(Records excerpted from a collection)
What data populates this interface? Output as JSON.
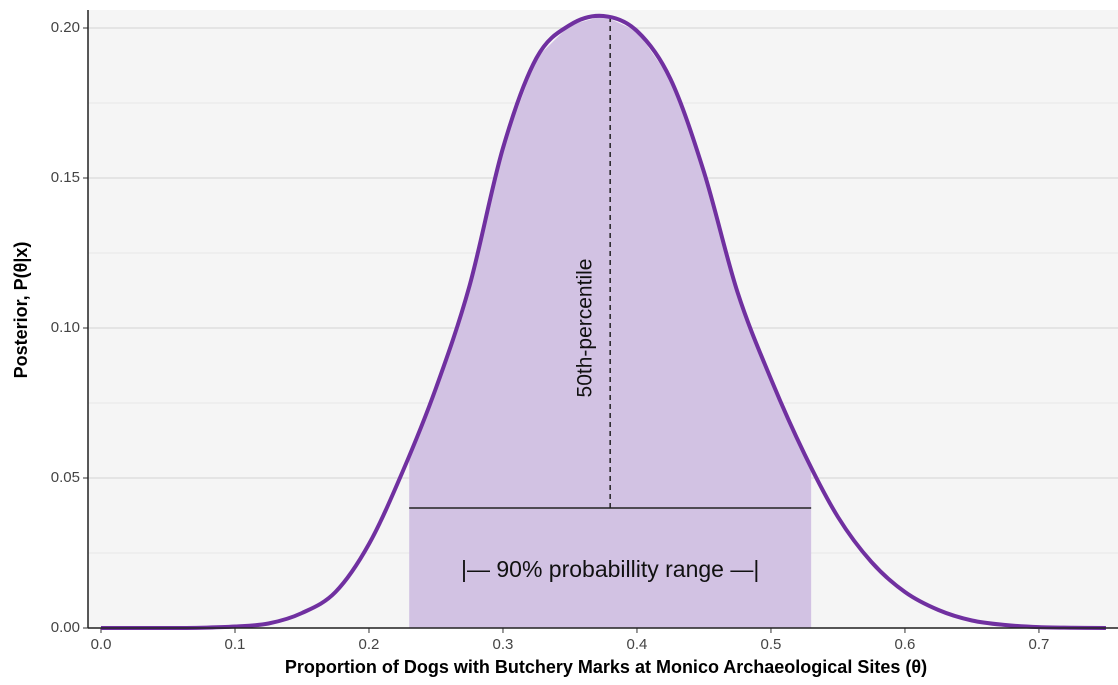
{
  "chart_data": {
    "type": "line",
    "x_label": "Proportion of Dogs with Butchery Marks at Monico Archaeological Sites (θ)",
    "y_label": "Posterior, P(θ|x)",
    "x": [
      0,
      0.025,
      0.05,
      0.075,
      0.1,
      0.125,
      0.15,
      0.175,
      0.2,
      0.225,
      0.25,
      0.275,
      0.3,
      0.325,
      0.35,
      0.375,
      0.4,
      0.425,
      0.45,
      0.475,
      0.5,
      0.525,
      0.55,
      0.575,
      0.6,
      0.625,
      0.65,
      0.675,
      0.7,
      0.725,
      0.75
    ],
    "series": [
      {
        "name": "Posterior",
        "color": "#7030a0",
        "values": [
          0,
          0,
          0,
          0.0001,
          0.0005,
          0.0015,
          0.005,
          0.012,
          0.028,
          0.052,
          0.08,
          0.114,
          0.16,
          0.19,
          0.201,
          0.204,
          0.199,
          0.183,
          0.152,
          0.112,
          0.083,
          0.058,
          0.037,
          0.022,
          0.012,
          0.006,
          0.0025,
          0.001,
          0.0003,
          0.0001,
          0
        ]
      }
    ],
    "interval": [
      0.23,
      0.53
    ],
    "interval_y": 0.04,
    "interval_color": "#d2c2e3",
    "median": 0.38,
    "median_label": "50th-percentile",
    "interval_label": "|— 90% probabillity range —|",
    "xlim": [
      -0.0097,
      0.759
    ],
    "ylim": [
      0,
      0.206
    ],
    "xticks": [
      {
        "value": 0,
        "label": "0.0"
      },
      0.1,
      0.2,
      0.3,
      0.4,
      0.5,
      0.6,
      0.7
    ],
    "yticks": [
      {
        "value": 0,
        "label": "0.00"
      },
      0.05,
      {
        "value": 0.1,
        "label": "0.10"
      },
      0.15,
      {
        "value": 0.2,
        "label": "0.20"
      }
    ],
    "minor_yticks": [
      0.025,
      0.075,
      0.125,
      0.175
    ],
    "grid": true
  }
}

> [GIVEN PROBLEM]: Leaving out the pictures, repeat the data above exactly.

> [RESULT]:
What data populates this interface? Output as JSON.
{
  "chart_data": {
    "type": "line",
    "x_label": "Proportion of Dogs with Butchery Marks at Monico Archaeological Sites (θ)",
    "y_label": "Posterior, P(θ|x)",
    "x": [
      0,
      0.025,
      0.05,
      0.075,
      0.1,
      0.125,
      0.15,
      0.175,
      0.2,
      0.225,
      0.25,
      0.275,
      0.3,
      0.325,
      0.35,
      0.375,
      0.4,
      0.425,
      0.45,
      0.475,
      0.5,
      0.525,
      0.55,
      0.575,
      0.6,
      0.625,
      0.65,
      0.675,
      0.7,
      0.725,
      0.75
    ],
    "series": [
      {
        "name": "Posterior",
        "color": "#7030a0",
        "values": [
          0,
          0,
          0,
          0.0001,
          0.0005,
          0.0015,
          0.005,
          0.012,
          0.028,
          0.052,
          0.08,
          0.114,
          0.16,
          0.19,
          0.201,
          0.204,
          0.199,
          0.183,
          0.152,
          0.112,
          0.083,
          0.058,
          0.037,
          0.022,
          0.012,
          0.006,
          0.0025,
          0.001,
          0.0003,
          0.0001,
          0
        ]
      }
    ],
    "interval": [
      0.23,
      0.53
    ],
    "interval_y": 0.04,
    "interval_color": "#d2c2e3",
    "median": 0.38,
    "median_label": "50th-percentile",
    "interval_label": "|— 90% probabillity range —|",
    "xlim": [
      -0.0097,
      0.759
    ],
    "ylim": [
      0,
      0.206
    ],
    "xticks": [
      {
        "value": 0,
        "label": "0.0"
      },
      0.1,
      0.2,
      0.3,
      0.4,
      0.5,
      0.6,
      0.7
    ],
    "yticks": [
      {
        "value": 0,
        "label": "0.00"
      },
      0.05,
      {
        "value": 0.1,
        "label": "0.10"
      },
      0.15,
      {
        "value": 0.2,
        "label": "0.20"
      }
    ],
    "minor_yticks": [
      0.025,
      0.075,
      0.125,
      0.175
    ],
    "grid": true
  }
}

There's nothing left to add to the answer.